> **TASK INSTRUCTIONS**
Among the records below, find each line that includes the string "Absolute" and copy it.

►

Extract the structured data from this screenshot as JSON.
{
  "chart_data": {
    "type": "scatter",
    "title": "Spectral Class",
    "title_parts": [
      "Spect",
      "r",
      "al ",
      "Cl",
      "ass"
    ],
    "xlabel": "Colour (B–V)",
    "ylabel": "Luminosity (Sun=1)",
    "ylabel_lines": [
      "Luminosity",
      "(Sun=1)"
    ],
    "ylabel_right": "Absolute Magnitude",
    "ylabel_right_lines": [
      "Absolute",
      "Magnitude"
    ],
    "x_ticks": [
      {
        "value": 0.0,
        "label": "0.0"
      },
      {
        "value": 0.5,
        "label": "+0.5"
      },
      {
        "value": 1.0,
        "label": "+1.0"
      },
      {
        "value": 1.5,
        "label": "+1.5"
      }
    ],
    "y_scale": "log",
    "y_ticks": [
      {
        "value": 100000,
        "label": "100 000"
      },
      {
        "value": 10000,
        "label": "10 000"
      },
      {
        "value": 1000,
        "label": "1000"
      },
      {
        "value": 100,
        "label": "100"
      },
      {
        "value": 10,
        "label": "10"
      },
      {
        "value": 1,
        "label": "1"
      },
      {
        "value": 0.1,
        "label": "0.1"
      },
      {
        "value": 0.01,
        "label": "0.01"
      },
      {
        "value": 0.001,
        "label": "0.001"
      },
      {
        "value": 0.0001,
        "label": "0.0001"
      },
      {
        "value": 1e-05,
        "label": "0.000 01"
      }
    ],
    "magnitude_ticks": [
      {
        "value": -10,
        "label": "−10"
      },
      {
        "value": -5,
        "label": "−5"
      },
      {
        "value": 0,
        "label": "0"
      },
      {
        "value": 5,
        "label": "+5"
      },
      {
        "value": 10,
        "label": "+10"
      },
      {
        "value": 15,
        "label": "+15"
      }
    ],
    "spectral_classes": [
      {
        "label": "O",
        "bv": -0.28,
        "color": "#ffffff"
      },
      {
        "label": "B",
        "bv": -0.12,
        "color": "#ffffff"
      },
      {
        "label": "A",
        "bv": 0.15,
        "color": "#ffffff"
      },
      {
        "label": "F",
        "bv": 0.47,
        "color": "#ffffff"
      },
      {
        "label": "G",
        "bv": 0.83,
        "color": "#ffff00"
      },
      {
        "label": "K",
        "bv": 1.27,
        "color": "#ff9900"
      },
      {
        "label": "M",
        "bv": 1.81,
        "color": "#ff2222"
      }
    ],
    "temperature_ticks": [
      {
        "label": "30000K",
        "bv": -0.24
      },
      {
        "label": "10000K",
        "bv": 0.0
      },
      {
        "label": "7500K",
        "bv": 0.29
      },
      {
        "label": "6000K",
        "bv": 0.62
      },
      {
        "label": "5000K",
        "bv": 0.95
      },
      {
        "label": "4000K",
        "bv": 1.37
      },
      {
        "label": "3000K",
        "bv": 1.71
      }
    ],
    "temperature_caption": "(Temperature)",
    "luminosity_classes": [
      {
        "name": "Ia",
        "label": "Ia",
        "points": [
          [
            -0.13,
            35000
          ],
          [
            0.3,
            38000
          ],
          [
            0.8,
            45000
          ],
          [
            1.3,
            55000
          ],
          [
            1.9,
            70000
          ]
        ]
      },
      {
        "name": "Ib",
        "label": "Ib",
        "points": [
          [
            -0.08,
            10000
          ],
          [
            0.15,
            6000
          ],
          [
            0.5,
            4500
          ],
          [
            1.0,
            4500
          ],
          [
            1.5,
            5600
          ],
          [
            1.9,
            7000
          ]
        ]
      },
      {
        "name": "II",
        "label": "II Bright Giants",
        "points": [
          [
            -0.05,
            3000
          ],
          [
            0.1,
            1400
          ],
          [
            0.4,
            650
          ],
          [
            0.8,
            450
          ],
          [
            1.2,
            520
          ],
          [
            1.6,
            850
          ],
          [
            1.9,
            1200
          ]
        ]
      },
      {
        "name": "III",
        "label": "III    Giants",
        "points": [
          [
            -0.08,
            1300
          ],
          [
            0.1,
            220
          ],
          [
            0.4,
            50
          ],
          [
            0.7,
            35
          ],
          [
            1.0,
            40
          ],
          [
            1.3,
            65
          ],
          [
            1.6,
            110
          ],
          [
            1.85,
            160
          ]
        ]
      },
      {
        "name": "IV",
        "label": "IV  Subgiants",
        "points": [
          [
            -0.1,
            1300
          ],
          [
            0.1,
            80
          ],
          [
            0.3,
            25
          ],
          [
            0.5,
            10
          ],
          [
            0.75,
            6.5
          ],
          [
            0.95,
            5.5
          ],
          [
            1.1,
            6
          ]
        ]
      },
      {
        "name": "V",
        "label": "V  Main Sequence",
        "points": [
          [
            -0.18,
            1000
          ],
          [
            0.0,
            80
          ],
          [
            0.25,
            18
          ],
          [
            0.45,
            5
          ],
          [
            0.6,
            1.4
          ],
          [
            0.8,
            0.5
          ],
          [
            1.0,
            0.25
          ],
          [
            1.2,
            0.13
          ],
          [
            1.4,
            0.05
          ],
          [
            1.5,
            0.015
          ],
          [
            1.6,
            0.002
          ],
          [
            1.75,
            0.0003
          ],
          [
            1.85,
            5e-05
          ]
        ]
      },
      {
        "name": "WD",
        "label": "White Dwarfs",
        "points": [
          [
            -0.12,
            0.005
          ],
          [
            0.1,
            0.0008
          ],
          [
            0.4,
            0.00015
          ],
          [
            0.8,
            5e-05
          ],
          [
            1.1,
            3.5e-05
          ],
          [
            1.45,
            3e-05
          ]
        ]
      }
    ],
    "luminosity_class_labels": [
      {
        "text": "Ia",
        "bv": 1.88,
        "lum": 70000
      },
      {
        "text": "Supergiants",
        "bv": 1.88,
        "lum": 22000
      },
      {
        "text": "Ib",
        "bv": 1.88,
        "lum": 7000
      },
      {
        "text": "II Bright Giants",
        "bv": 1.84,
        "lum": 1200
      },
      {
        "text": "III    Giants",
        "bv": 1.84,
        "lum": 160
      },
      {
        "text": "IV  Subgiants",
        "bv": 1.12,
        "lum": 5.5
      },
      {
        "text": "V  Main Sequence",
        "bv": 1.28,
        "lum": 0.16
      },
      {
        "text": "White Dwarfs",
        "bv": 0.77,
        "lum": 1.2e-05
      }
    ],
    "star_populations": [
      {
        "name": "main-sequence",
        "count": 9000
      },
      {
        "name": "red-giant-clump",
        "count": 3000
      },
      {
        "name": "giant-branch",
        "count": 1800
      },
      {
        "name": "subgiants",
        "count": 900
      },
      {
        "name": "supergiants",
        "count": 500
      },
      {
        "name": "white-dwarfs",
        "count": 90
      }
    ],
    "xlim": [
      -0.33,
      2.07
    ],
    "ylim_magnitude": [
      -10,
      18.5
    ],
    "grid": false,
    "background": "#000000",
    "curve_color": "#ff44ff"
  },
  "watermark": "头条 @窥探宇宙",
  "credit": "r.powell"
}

◄

> **THE ANSWER**
    "ylabel_right": "Absolute Magnitude",
      "Absolute",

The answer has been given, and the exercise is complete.